State how many lines in the entries below contain "استأذن". Write nothing but the number.

[Data records]
# # # # # # #
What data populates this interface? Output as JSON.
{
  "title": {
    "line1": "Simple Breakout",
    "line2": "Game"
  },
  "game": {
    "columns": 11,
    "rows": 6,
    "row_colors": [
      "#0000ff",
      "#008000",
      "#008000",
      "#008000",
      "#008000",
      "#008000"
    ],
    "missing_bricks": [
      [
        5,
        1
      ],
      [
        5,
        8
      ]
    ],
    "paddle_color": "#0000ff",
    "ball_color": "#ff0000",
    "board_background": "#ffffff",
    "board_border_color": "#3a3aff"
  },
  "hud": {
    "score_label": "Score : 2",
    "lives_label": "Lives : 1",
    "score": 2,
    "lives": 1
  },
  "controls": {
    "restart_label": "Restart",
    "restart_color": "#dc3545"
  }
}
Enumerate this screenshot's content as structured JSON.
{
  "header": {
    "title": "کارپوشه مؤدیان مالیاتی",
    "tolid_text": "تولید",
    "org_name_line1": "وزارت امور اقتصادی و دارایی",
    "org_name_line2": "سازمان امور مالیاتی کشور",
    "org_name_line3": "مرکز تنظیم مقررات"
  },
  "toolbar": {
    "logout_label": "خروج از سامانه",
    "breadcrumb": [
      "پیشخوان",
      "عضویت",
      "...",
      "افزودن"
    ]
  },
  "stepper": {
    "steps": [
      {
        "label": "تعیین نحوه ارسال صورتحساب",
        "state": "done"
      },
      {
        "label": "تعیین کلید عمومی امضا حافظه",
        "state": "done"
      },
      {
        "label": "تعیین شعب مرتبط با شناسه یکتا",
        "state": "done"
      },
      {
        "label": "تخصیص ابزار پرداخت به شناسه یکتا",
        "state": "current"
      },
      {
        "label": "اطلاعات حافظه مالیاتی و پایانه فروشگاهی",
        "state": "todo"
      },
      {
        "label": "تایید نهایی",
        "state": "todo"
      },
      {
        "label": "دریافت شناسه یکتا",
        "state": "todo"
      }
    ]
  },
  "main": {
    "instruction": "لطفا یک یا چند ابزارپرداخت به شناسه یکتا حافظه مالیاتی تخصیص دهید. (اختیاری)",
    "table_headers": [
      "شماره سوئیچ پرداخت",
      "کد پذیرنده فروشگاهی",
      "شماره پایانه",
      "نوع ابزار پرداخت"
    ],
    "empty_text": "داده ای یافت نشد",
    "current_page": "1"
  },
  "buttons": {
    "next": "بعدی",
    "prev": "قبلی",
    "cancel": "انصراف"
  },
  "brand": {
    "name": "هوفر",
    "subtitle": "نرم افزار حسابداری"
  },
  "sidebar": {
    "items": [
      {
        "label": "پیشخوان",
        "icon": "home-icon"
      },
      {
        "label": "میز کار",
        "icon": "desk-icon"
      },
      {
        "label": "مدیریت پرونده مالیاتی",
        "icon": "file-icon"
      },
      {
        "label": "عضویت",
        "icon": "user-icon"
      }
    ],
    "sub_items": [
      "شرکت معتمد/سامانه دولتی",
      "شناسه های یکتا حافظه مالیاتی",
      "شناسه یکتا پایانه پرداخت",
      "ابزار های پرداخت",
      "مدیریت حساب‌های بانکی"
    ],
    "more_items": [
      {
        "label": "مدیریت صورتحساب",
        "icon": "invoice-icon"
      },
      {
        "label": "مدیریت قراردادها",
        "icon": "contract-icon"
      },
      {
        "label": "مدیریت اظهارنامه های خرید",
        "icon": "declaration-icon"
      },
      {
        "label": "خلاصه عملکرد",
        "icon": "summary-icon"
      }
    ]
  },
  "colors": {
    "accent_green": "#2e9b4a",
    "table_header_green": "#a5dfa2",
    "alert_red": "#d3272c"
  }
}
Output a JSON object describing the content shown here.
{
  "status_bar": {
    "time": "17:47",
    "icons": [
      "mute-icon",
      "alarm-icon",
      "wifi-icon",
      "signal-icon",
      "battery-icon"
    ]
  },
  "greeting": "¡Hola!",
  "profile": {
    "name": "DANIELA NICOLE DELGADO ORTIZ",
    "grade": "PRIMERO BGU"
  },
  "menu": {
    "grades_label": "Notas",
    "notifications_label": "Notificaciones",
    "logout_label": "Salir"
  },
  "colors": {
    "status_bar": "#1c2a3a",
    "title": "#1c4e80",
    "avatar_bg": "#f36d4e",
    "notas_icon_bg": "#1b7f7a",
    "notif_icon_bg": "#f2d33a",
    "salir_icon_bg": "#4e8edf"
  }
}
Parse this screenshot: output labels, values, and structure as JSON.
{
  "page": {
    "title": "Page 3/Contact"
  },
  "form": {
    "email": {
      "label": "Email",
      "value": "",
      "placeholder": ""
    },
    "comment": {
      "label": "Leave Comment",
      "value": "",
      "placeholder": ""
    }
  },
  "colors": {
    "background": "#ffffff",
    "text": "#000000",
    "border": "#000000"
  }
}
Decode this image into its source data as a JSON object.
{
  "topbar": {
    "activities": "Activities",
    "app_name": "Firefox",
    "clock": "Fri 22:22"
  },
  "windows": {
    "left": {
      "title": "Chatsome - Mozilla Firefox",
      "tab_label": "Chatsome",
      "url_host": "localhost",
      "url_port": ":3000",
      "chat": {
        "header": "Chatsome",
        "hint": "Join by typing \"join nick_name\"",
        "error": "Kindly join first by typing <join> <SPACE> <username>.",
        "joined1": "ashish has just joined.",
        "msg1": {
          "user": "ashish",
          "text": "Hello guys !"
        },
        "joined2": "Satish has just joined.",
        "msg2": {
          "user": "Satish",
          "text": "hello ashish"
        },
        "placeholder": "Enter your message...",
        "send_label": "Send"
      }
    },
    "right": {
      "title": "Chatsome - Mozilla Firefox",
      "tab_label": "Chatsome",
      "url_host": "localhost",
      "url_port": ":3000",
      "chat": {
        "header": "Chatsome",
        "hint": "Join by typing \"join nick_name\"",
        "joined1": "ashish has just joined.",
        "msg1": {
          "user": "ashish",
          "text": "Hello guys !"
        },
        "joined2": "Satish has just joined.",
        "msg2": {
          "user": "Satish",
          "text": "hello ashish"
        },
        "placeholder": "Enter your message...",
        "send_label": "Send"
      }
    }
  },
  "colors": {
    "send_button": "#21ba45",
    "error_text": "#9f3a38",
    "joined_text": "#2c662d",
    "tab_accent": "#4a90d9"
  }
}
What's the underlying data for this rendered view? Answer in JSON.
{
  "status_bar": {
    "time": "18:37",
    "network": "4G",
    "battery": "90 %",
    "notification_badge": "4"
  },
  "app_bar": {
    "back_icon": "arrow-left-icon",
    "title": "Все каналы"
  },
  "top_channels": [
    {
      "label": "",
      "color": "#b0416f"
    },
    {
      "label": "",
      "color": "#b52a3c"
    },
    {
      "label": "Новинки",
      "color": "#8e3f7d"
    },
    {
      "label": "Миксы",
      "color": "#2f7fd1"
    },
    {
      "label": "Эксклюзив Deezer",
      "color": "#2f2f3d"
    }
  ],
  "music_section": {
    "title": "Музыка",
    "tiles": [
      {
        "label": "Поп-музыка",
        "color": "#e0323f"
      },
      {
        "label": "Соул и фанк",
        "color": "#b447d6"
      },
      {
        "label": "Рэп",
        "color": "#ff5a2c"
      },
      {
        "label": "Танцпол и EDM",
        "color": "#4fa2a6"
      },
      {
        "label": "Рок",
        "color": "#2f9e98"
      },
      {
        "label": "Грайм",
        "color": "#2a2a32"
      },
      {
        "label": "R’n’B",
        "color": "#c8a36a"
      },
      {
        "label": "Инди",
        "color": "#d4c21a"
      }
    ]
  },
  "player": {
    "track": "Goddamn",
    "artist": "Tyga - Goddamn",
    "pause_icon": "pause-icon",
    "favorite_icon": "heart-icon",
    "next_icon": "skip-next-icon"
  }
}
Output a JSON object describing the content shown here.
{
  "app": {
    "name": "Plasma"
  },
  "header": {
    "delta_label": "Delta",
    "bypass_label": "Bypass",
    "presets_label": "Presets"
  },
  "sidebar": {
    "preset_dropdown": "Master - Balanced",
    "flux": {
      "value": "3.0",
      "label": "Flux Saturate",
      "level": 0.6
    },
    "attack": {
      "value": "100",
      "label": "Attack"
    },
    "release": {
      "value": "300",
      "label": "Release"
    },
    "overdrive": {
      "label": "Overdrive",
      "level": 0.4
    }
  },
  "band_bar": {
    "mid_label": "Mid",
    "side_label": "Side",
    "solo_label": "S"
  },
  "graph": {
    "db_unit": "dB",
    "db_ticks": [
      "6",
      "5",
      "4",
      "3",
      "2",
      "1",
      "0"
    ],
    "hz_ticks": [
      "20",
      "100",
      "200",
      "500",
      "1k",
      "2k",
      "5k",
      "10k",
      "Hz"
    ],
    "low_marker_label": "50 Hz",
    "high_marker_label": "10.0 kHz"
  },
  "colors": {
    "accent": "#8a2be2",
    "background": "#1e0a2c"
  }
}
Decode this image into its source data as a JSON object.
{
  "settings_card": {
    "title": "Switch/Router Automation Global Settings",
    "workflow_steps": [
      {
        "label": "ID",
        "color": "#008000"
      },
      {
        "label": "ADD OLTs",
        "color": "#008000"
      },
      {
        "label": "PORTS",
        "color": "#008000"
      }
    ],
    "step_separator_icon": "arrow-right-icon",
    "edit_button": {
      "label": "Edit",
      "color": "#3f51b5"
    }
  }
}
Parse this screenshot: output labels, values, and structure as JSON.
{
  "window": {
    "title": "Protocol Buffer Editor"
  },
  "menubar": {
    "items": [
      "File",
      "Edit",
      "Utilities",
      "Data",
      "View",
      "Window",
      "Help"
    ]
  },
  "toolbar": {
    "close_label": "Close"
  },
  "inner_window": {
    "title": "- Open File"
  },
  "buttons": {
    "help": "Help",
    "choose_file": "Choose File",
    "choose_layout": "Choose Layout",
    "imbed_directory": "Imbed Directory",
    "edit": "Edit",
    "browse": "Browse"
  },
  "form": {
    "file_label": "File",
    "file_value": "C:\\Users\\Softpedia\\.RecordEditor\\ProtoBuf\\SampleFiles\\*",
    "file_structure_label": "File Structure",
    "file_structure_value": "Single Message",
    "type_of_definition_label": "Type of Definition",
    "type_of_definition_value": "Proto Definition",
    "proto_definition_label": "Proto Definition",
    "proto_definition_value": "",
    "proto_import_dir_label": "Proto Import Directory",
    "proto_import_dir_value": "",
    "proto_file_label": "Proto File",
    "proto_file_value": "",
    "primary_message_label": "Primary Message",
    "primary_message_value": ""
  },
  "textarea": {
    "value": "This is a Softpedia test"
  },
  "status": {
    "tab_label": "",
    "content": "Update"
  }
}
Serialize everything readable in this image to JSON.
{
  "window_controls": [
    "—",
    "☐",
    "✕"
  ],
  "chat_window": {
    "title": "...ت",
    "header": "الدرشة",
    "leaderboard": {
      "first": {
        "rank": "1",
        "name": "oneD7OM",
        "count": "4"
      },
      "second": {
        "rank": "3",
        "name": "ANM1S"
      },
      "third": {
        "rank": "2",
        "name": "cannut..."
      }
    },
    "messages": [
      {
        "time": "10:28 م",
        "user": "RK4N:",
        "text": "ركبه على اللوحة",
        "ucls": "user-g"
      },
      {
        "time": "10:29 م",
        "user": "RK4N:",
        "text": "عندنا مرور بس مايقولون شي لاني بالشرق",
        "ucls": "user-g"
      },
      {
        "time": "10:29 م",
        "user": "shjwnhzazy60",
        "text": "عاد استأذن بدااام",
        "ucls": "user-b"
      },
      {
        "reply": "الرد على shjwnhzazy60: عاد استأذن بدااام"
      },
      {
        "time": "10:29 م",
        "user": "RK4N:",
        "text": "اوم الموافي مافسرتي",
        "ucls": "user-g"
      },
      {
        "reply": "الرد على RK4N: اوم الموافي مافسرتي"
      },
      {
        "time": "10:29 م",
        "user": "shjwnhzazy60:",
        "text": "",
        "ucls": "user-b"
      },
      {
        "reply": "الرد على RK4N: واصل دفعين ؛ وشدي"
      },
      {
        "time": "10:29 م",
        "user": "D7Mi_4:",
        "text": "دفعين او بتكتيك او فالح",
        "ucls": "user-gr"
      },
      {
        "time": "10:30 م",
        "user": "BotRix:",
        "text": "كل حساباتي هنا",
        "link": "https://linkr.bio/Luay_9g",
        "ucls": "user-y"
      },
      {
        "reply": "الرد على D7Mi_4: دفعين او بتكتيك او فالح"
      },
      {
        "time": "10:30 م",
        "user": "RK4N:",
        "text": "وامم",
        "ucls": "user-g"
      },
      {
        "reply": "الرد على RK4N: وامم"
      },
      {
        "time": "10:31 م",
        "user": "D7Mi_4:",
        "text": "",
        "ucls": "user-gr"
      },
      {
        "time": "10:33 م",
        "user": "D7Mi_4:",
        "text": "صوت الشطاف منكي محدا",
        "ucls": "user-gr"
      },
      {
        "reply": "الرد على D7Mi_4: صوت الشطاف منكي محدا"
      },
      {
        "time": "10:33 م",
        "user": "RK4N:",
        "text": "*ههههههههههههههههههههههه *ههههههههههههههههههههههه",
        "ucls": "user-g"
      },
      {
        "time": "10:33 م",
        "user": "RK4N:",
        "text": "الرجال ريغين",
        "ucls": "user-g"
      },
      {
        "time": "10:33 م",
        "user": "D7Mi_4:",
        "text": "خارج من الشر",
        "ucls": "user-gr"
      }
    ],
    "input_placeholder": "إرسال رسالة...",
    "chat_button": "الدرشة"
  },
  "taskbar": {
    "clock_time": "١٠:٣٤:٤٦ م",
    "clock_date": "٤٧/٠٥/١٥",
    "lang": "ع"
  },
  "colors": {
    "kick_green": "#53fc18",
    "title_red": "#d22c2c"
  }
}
# # # # # # #
- [Solution to this problem]
2